* Stated goal *
Take every line from the listing below that contains "weighting".

Begin Task inputs

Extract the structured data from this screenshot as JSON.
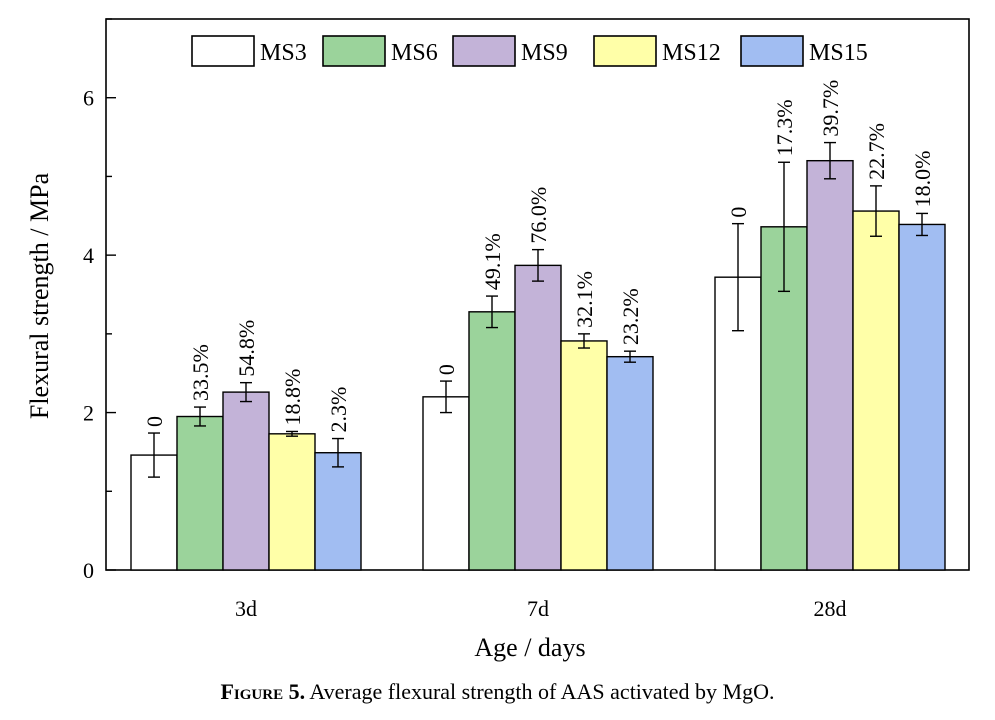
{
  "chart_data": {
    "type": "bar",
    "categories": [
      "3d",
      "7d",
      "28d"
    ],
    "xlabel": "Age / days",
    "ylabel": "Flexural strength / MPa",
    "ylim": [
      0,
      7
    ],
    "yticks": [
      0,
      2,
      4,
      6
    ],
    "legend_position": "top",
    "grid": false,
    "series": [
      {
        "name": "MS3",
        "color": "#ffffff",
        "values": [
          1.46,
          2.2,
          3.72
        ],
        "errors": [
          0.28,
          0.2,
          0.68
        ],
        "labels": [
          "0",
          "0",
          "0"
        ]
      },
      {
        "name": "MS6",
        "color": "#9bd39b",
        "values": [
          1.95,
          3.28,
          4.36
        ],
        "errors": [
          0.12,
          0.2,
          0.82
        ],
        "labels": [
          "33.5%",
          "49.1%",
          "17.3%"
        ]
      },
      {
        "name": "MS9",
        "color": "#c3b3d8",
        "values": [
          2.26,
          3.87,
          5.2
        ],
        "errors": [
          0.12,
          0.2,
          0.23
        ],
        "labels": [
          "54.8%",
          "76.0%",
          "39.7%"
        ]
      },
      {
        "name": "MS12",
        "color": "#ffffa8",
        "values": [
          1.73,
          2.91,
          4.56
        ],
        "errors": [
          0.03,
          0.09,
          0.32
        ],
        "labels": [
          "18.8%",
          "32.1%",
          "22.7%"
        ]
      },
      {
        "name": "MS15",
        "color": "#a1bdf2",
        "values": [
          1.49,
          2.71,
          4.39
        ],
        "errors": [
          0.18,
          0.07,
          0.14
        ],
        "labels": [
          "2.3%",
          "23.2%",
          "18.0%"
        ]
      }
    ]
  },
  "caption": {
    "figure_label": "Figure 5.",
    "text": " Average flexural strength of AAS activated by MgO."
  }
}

End Task inputs
Begin Task inputs

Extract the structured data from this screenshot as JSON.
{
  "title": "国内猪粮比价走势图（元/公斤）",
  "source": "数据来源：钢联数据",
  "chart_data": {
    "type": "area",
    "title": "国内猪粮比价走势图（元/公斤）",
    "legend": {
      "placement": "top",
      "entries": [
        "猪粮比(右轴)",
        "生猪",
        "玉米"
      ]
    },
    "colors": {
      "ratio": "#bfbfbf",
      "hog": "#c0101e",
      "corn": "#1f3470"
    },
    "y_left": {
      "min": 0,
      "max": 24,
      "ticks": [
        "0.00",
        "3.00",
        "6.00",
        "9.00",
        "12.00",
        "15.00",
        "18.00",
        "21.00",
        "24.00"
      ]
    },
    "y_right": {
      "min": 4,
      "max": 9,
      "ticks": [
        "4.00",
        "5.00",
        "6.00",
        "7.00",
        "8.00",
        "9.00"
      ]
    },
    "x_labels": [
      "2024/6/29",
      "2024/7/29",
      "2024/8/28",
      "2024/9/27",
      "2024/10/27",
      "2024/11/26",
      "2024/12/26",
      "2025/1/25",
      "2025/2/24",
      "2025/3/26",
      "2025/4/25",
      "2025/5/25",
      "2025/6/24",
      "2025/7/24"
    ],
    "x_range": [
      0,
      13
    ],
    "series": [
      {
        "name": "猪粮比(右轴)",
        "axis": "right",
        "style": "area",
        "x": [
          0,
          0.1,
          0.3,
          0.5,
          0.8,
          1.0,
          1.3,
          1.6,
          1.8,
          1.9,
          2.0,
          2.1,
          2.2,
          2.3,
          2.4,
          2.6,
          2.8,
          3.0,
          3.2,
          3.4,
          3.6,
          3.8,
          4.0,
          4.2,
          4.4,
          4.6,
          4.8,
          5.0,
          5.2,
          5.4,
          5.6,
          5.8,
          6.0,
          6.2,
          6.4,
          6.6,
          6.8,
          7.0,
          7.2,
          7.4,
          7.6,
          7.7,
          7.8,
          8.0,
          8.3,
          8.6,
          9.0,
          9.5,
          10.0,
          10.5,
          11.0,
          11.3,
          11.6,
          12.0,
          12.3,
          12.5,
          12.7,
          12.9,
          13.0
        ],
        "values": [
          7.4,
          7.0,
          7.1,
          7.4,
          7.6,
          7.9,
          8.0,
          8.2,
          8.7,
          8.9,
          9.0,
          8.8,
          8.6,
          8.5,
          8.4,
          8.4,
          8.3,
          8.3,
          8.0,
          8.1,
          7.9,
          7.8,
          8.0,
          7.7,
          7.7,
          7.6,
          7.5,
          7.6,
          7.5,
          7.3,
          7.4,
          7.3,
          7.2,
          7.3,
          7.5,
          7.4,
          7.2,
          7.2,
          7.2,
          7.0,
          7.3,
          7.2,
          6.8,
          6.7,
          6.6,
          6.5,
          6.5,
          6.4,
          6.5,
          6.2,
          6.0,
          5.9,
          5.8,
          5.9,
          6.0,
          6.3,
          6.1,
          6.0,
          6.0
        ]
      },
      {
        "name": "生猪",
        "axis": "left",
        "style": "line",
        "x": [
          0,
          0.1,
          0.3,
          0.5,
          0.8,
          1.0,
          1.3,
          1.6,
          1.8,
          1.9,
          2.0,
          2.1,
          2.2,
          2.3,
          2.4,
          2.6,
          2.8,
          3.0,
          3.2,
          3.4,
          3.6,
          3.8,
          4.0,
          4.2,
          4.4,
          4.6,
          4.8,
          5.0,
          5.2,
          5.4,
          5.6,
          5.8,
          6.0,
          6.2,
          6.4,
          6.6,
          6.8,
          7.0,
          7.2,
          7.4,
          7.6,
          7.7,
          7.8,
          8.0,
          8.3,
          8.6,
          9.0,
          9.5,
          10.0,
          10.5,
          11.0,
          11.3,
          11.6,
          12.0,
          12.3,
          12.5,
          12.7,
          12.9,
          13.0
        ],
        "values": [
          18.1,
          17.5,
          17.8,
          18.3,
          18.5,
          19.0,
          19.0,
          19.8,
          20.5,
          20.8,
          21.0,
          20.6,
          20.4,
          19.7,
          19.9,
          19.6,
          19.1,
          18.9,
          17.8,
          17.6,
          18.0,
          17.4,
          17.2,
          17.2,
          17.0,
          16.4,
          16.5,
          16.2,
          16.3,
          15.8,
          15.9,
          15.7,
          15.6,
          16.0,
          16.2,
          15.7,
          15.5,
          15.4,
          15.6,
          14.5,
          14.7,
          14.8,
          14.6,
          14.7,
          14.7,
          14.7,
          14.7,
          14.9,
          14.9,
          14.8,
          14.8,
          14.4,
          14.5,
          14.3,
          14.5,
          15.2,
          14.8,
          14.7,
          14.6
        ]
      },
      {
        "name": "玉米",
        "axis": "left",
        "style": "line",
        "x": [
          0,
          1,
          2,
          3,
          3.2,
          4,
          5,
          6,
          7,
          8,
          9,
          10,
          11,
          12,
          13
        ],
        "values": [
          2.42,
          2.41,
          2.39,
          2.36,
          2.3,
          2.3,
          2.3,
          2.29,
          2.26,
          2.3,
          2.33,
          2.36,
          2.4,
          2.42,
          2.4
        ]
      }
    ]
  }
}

End Task inputs
Begin Task inputs

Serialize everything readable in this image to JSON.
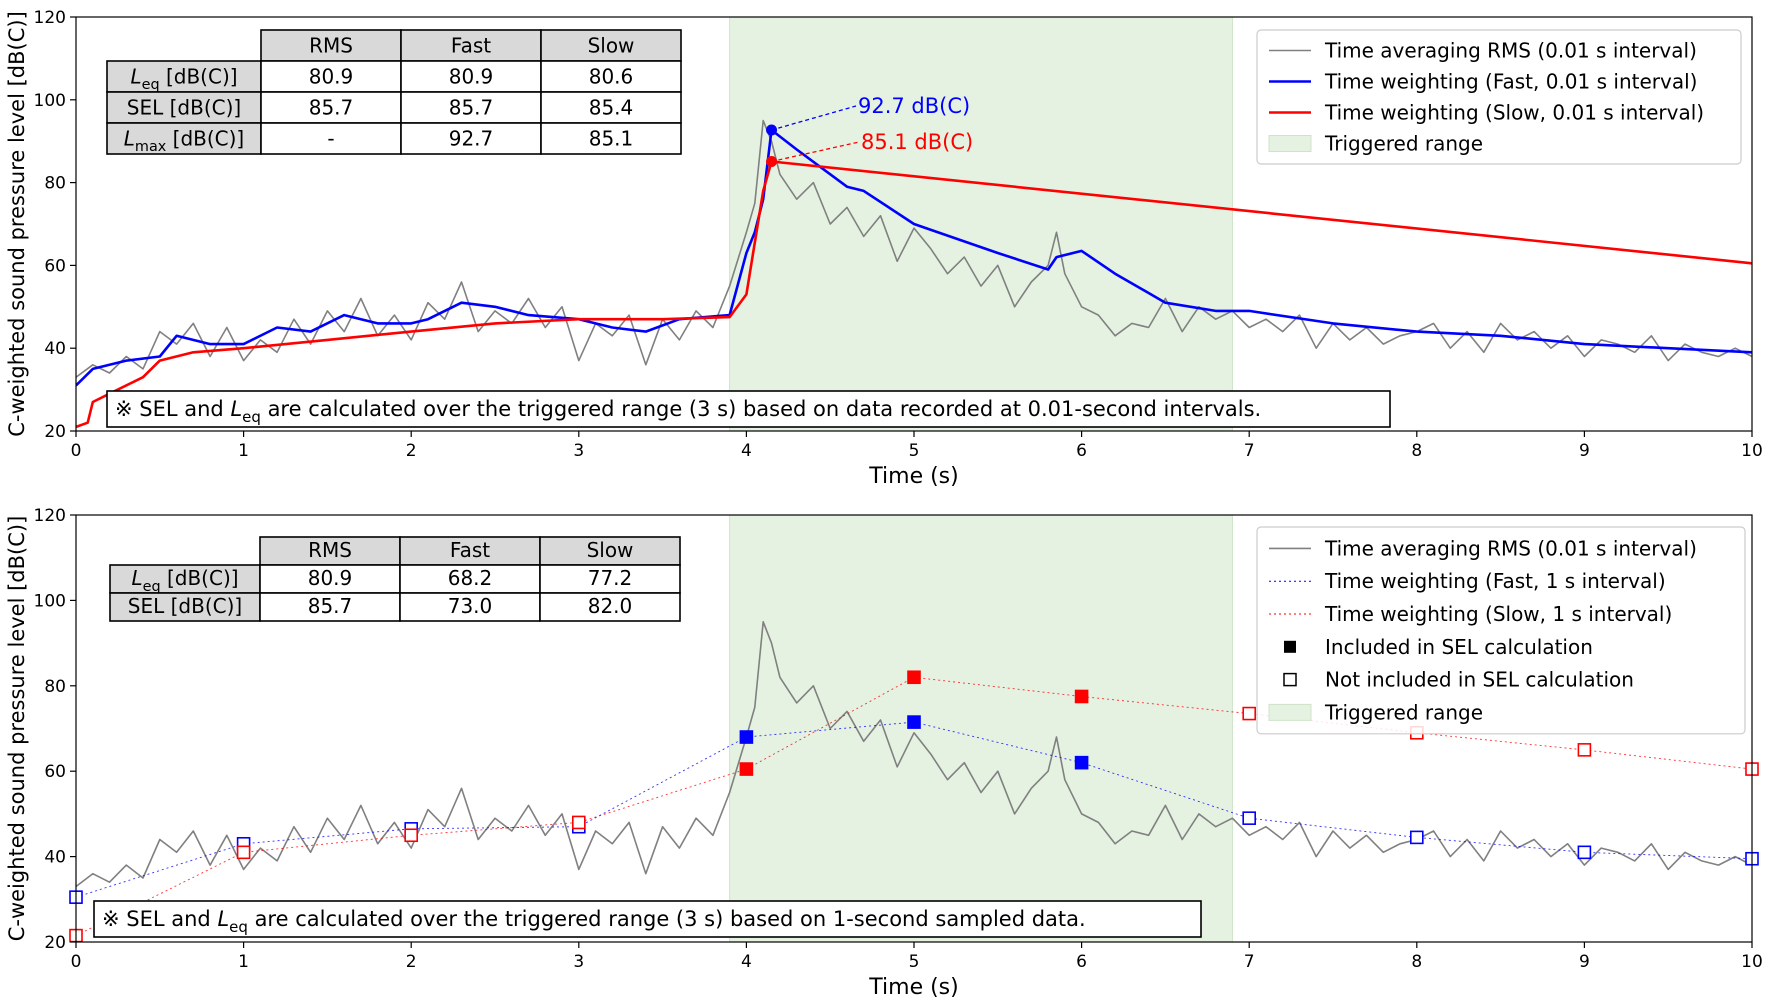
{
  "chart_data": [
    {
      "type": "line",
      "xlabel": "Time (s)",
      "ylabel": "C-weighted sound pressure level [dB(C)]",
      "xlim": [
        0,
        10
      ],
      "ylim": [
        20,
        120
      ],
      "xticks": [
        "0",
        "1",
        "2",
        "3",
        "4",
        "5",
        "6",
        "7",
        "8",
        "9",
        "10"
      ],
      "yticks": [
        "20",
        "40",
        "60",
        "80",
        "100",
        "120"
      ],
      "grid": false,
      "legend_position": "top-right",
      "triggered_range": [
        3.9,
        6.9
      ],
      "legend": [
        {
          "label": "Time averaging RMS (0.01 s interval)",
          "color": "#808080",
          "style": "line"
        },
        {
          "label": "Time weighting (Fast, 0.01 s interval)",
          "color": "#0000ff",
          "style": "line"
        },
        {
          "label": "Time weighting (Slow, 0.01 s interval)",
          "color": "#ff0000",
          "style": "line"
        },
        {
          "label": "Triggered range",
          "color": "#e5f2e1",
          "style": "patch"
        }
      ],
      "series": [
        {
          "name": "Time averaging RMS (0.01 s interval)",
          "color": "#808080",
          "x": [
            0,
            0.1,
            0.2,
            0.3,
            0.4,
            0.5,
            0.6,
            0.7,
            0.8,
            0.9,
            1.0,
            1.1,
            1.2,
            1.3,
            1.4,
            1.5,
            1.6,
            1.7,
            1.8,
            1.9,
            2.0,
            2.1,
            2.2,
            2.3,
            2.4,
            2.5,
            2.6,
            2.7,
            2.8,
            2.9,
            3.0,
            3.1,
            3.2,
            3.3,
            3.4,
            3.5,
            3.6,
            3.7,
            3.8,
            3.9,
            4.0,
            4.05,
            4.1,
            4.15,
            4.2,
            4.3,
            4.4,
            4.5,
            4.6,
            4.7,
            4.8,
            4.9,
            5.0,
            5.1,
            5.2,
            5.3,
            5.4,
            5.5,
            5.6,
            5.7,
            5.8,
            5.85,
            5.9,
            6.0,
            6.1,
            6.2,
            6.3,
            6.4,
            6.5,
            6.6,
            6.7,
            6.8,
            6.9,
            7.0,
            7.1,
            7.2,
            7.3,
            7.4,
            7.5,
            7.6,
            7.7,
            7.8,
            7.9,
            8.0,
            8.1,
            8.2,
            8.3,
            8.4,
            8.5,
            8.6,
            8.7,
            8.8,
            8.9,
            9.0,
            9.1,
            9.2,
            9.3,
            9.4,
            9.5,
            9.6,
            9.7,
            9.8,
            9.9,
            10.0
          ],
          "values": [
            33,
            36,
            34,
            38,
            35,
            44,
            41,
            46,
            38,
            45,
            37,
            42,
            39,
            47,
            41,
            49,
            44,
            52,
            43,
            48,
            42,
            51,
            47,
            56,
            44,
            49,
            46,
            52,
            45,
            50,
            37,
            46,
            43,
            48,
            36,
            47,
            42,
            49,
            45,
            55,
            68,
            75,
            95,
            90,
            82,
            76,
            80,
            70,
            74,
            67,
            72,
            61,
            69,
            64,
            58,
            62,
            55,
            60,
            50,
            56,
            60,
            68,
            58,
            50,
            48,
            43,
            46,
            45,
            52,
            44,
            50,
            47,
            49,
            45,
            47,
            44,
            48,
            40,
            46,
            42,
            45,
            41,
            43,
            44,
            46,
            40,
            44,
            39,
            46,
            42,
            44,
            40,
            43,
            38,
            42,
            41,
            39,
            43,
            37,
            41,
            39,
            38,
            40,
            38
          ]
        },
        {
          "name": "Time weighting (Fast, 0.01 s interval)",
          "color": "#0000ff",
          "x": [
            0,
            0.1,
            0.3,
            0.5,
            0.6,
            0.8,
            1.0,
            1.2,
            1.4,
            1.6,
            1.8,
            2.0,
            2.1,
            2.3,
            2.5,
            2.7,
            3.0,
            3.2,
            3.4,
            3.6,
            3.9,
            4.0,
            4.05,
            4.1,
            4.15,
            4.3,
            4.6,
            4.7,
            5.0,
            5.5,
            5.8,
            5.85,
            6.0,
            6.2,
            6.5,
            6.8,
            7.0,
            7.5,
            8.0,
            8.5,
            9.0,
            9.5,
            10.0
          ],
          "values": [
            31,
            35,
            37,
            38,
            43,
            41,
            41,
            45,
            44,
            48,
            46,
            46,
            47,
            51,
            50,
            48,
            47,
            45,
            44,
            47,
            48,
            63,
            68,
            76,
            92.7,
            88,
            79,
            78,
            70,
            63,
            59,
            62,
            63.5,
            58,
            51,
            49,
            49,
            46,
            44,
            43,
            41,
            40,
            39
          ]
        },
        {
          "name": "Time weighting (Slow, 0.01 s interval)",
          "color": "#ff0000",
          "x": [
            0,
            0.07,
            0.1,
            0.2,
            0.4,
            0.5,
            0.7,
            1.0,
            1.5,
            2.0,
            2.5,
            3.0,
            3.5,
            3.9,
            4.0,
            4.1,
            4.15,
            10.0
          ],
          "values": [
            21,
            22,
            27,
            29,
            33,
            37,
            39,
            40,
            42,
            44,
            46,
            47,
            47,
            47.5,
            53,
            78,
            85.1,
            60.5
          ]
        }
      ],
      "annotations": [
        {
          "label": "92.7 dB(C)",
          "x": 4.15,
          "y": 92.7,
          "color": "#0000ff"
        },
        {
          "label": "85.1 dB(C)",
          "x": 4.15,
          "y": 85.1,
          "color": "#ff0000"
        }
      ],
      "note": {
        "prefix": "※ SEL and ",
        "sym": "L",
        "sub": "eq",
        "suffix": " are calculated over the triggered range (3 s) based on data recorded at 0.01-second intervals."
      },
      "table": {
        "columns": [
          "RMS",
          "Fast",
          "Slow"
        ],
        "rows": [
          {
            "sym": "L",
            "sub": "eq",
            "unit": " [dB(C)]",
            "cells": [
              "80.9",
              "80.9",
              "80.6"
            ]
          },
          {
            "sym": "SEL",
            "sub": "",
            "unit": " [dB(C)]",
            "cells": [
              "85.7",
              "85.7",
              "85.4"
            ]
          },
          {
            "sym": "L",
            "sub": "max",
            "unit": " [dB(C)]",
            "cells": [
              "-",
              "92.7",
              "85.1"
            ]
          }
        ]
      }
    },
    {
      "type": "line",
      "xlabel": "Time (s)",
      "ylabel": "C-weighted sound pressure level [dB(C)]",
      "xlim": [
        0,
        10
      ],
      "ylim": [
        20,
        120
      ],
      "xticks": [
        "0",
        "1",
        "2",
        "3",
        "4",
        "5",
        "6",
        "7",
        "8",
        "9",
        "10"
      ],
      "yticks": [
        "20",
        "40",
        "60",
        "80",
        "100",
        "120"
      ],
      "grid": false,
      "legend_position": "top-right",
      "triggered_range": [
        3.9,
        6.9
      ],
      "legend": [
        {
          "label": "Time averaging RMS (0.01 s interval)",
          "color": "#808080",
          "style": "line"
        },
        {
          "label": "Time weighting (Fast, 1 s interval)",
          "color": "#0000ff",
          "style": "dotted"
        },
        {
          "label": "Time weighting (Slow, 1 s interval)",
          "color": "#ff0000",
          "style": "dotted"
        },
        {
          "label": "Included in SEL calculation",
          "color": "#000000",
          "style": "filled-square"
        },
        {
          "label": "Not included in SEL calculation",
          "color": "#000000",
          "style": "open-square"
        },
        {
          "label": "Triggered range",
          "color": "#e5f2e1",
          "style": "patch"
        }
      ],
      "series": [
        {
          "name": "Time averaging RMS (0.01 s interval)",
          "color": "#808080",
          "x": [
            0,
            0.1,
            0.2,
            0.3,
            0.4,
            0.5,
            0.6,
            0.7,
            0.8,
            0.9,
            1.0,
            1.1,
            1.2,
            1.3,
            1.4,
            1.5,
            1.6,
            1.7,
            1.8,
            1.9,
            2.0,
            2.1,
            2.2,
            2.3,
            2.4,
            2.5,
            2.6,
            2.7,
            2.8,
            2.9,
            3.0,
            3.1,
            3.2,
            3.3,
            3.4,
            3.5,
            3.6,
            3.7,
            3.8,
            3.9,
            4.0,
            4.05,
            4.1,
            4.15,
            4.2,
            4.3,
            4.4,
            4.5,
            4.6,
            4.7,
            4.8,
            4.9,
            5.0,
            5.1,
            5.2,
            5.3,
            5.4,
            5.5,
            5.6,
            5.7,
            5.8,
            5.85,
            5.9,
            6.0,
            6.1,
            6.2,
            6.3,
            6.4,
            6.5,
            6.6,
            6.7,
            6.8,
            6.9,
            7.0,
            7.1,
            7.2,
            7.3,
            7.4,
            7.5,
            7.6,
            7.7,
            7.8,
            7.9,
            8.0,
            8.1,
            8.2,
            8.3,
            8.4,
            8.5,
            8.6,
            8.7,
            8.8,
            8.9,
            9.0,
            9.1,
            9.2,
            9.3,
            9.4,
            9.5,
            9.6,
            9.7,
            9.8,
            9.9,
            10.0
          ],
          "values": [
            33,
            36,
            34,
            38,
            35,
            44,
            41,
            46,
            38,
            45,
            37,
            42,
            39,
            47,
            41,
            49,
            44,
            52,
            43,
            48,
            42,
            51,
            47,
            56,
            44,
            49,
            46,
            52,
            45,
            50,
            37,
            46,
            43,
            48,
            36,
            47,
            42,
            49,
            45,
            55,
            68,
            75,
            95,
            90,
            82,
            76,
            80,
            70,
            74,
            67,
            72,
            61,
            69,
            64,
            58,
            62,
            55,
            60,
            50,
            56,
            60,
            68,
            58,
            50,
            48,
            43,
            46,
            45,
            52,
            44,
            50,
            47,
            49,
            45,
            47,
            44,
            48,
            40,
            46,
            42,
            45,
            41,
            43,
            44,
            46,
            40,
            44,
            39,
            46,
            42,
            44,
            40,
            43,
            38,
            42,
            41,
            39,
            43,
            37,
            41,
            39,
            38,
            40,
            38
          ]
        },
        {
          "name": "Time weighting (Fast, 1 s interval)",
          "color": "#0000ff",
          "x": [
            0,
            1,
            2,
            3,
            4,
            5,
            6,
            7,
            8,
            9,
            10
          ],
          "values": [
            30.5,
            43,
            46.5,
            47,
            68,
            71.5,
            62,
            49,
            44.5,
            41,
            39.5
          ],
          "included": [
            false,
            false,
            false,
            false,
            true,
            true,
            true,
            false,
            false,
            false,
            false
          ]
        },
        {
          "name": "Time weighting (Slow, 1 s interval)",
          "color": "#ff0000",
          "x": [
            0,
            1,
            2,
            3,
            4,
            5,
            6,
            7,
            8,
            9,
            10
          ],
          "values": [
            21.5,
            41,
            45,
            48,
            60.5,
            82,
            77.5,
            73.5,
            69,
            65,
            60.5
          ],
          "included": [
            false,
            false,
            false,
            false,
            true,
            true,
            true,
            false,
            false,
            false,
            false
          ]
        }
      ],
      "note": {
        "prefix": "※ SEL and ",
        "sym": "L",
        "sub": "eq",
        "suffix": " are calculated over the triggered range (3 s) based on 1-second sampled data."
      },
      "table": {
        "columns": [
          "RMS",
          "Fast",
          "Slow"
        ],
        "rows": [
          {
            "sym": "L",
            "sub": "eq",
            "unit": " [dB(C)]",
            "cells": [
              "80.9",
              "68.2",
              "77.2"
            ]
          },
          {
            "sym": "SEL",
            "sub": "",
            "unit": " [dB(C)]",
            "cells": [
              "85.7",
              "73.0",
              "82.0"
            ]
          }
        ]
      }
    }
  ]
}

End Task inputs

* Solved problem *
          "label": "Time weighting (Fast, 0.01 s interval)",
          "label": "Time weighting (Slow, 0.01 s interval)",
          "name": "Time weighting (Fast, 0.01 s interval)",
          "name": "Time weighting (Slow, 0.01 s interval)",
          "label": "Time weighting (Fast, 1 s interval)",
          "label": "Time weighting (Slow, 1 s interval)",
          "name": "Time weighting (Fast, 1 s interval)",
          "name": "Time weighting (Slow, 1 s interval)",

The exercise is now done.